## START Material supplied
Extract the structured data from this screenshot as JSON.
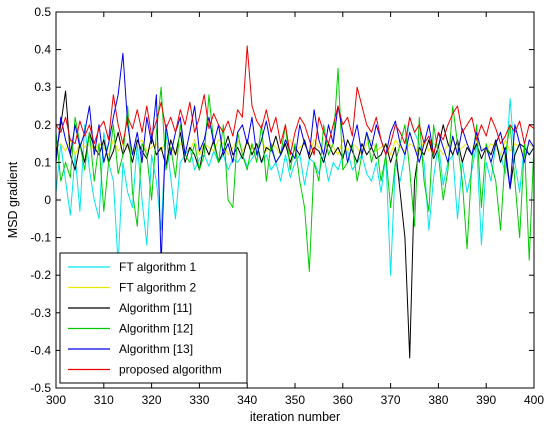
{
  "chart_data": {
    "type": "line",
    "title": "",
    "xlabel": "iteration number",
    "ylabel": "MSD gradient",
    "xlim": [
      300,
      400
    ],
    "ylim": [
      -0.5,
      0.5
    ],
    "xticks": [
      300,
      310,
      320,
      330,
      340,
      350,
      360,
      370,
      380,
      390,
      400
    ],
    "xtick_labels": [
      "300",
      "310",
      "320",
      "330",
      "340",
      "350",
      "360",
      "370",
      "380",
      "390",
      "400"
    ],
    "yticks": [
      -0.5,
      -0.4,
      -0.3,
      -0.2,
      -0.1,
      0,
      0.1,
      0.2,
      0.3,
      0.4,
      0.5
    ],
    "ytick_labels": [
      "-0.5",
      "-0.4",
      "-0.3",
      "-0.2",
      "-0.1",
      "0",
      "0.1",
      "0.2",
      "0.3",
      "0.4",
      "0.5"
    ],
    "grid": false,
    "legend_position": "bottom-left",
    "x_start": 300,
    "x_step": 1,
    "series": [
      {
        "name": "FT algorithm 1",
        "color": "#00e5ee",
        "values": [
          0.02,
          0.15,
          0.05,
          -0.04,
          0.12,
          -0.03,
          0.2,
          0.08,
          0.0,
          -0.05,
          0.18,
          0.1,
          0.05,
          -0.17,
          0.1,
          0.02,
          -0.02,
          0.15,
          0.0,
          -0.12,
          0.12,
          0.05,
          -0.08,
          0.18,
          0.06,
          -0.05,
          0.1,
          0.12,
          0.14,
          0.08,
          0.11,
          0.12,
          0.09,
          0.13,
          0.1,
          0.12,
          0.08,
          0.11,
          0.1,
          0.12,
          0.09,
          0.11,
          0.13,
          0.1,
          0.12,
          0.08,
          0.1,
          0.05,
          0.12,
          0.06,
          0.1,
          0.12,
          0.04,
          0.11,
          0.1,
          0.07,
          0.12,
          0.05,
          0.1,
          0.08,
          0.12,
          0.13,
          0.08,
          0.1,
          0.12,
          0.07,
          0.05,
          0.1,
          0.02,
          0.12,
          -0.2,
          0.1,
          0.05,
          0.12,
          0.22,
          0.18,
          0.15,
          0.1,
          -0.08,
          0.06,
          0.15,
          0.04,
          0.1,
          0.12,
          -0.05,
          0.1,
          0.02,
          0.08,
          0.15,
          -0.12,
          0.1,
          0.05,
          0.15,
          0.12,
          0.07,
          0.27,
          0.1,
          0.02,
          0.15,
          0.12,
          0.14
        ]
      },
      {
        "name": "FT algorithm 2",
        "color": "#e8e800",
        "values": [
          0.14,
          0.15,
          0.13,
          0.16,
          0.12,
          0.15,
          0.14,
          0.16,
          0.13,
          0.15,
          0.14,
          0.12,
          0.16,
          0.13,
          0.15,
          0.14,
          0.12,
          0.15,
          0.16,
          0.13,
          0.14,
          0.15,
          0.13,
          0.16,
          0.14,
          0.12,
          0.15,
          0.14,
          0.13,
          0.16,
          0.12,
          0.15,
          0.14,
          0.13,
          0.16,
          0.15,
          0.12,
          0.14,
          0.16,
          0.13,
          0.15,
          0.14,
          0.12,
          0.16,
          0.13,
          0.15,
          0.14,
          0.12,
          0.15,
          0.16,
          0.13,
          0.14,
          0.15,
          0.12,
          0.16,
          0.14,
          0.13,
          0.15,
          0.14,
          0.12,
          0.16,
          0.13,
          0.15,
          0.14,
          0.12,
          0.15,
          0.16,
          0.13,
          0.14,
          0.15,
          0.12,
          0.16,
          0.14,
          0.13,
          0.15,
          0.14,
          0.12,
          0.16,
          0.13,
          0.15,
          0.14,
          0.12,
          0.15,
          0.16,
          0.13,
          0.14,
          0.15,
          0.12,
          0.16,
          0.14,
          0.13,
          0.15,
          0.14,
          0.12,
          0.16,
          0.13,
          0.15,
          0.14,
          0.12,
          0.15,
          0.14
        ]
      },
      {
        "name": "Algorithm [11]",
        "color": "#000000",
        "values": [
          0.12,
          0.2,
          0.29,
          0.12,
          0.08,
          0.15,
          0.1,
          0.18,
          0.14,
          0.12,
          0.16,
          0.1,
          0.13,
          0.18,
          0.12,
          0.15,
          0.1,
          0.16,
          0.13,
          0.11,
          0.17,
          0.12,
          0.14,
          0.09,
          0.16,
          0.12,
          0.18,
          0.1,
          0.14,
          0.12,
          0.08,
          0.15,
          0.12,
          0.16,
          0.1,
          0.13,
          0.17,
          0.12,
          0.14,
          0.11,
          0.16,
          0.12,
          0.15,
          0.1,
          0.14,
          0.13,
          0.17,
          0.12,
          0.15,
          0.1,
          0.14,
          0.12,
          0.16,
          0.11,
          0.14,
          0.13,
          0.1,
          0.15,
          0.12,
          0.14,
          0.11,
          0.16,
          0.13,
          0.1,
          0.15,
          0.12,
          0.14,
          0.11,
          0.12,
          0.15,
          0.1,
          0.14,
          0.02,
          -0.1,
          -0.42,
          0.05,
          0.14,
          0.12,
          0.16,
          0.11,
          0.14,
          0.2,
          0.15,
          0.12,
          0.16,
          0.1,
          0.14,
          0.12,
          0.15,
          0.11,
          0.14,
          0.12,
          0.16,
          0.1,
          0.14,
          0.03,
          0.12,
          0.15,
          0.14,
          0.12,
          0.14
        ]
      },
      {
        "name": "Algorithm [12]",
        "color": "#00cc00",
        "values": [
          0.18,
          0.05,
          0.1,
          0.06,
          0.22,
          0.15,
          0.08,
          0.18,
          0.05,
          0.15,
          -0.03,
          0.1,
          0.2,
          0.07,
          0.12,
          0.25,
          0.02,
          -0.07,
          0.15,
          0.12,
          0.0,
          0.18,
          0.3,
          0.08,
          0.14,
          0.06,
          0.2,
          0.12,
          0.1,
          0.15,
          0.08,
          0.12,
          0.28,
          0.15,
          0.1,
          0.2,
          0.0,
          -0.02,
          0.18,
          0.12,
          0.08,
          0.15,
          0.1,
          0.2,
          0.05,
          0.15,
          0.1,
          0.12,
          0.2,
          0.08,
          0.15,
          0.05,
          -0.02,
          -0.19,
          0.1,
          0.05,
          0.2,
          0.12,
          0.15,
          0.35,
          0.08,
          0.1,
          0.15,
          0.05,
          0.12,
          0.18,
          0.1,
          0.15,
          0.05,
          0.12,
          -0.02,
          0.1,
          0.15,
          0.2,
          0.08,
          -0.07,
          0.22,
          0.05,
          -0.03,
          0.2,
          0.12,
          0.0,
          0.08,
          0.25,
          0.15,
          0.05,
          -0.13,
          0.1,
          0.2,
          -0.02,
          0.15,
          0.1,
          0.05,
          -0.08,
          0.12,
          0.2,
          0.05,
          -0.1,
          0.15,
          -0.16,
          0.15
        ]
      },
      {
        "name": "Algorithm [13]",
        "color": "#0000ee",
        "values": [
          0.1,
          0.22,
          0.16,
          0.12,
          0.2,
          0.14,
          0.18,
          0.25,
          0.12,
          0.2,
          0.1,
          0.15,
          0.22,
          0.28,
          0.39,
          0.2,
          0.12,
          0.18,
          0.1,
          0.22,
          0.15,
          0.28,
          -0.17,
          0.2,
          0.12,
          0.18,
          0.22,
          0.12,
          0.18,
          0.25,
          0.13,
          0.16,
          0.22,
          0.15,
          0.2,
          0.12,
          0.15,
          0.1,
          0.18,
          0.2,
          0.15,
          0.22,
          0.12,
          0.16,
          0.21,
          0.14,
          0.1,
          0.12,
          0.16,
          0.13,
          0.11,
          0.2,
          0.15,
          0.12,
          0.24,
          0.16,
          0.12,
          0.2,
          0.15,
          0.25,
          0.18,
          0.1,
          0.15,
          0.2,
          0.12,
          0.18,
          0.14,
          0.2,
          0.16,
          0.12,
          0.18,
          0.21,
          0.15,
          0.12,
          0.18,
          0.14,
          0.1,
          0.15,
          0.2,
          0.12,
          0.18,
          0.14,
          0.1,
          0.17,
          0.12,
          0.19,
          0.15,
          0.12,
          0.18,
          0.13,
          0.14,
          0.1,
          0.15,
          0.18,
          0.12,
          0.03,
          0.2,
          0.15,
          0.1,
          0.16,
          0.14
        ]
      },
      {
        "name": "proposed algorithm",
        "color": "#ee0000",
        "values": [
          0.2,
          0.18,
          0.22,
          0.16,
          0.15,
          0.21,
          0.17,
          0.2,
          0.15,
          0.19,
          0.21,
          0.16,
          0.28,
          0.2,
          0.15,
          0.22,
          0.19,
          0.24,
          0.18,
          0.25,
          0.17,
          0.21,
          0.26,
          0.19,
          0.22,
          0.18,
          0.24,
          0.2,
          0.26,
          0.18,
          0.22,
          0.28,
          0.19,
          0.23,
          0.2,
          0.18,
          0.21,
          0.17,
          0.24,
          0.22,
          0.41,
          0.25,
          0.21,
          0.19,
          0.24,
          0.18,
          0.22,
          0.15,
          0.2,
          0.12,
          0.18,
          0.22,
          0.2,
          0.16,
          0.12,
          0.22,
          0.18,
          0.15,
          0.2,
          0.25,
          0.2,
          0.22,
          0.17,
          0.3,
          0.25,
          0.2,
          0.18,
          0.22,
          0.16,
          0.12,
          0.15,
          0.2,
          0.18,
          0.15,
          0.22,
          0.18,
          0.2,
          0.15,
          0.17,
          0.12,
          0.18,
          0.16,
          0.2,
          0.23,
          0.25,
          0.18,
          0.2,
          0.22,
          0.16,
          0.2,
          0.17,
          0.22,
          0.19,
          0.15,
          0.17,
          0.2,
          0.18,
          0.21,
          0.15,
          0.2,
          0.19
        ]
      }
    ]
  }
}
## END Material supplied
*Objective*
In the records above, collect each line with "color".

*Task response*
        "color": "#00e5ee",
        "color": "#e8e800",
        "color": "#000000",
        "color": "#00cc00",
        "color": "#0000ee",
        "color": "#ee0000",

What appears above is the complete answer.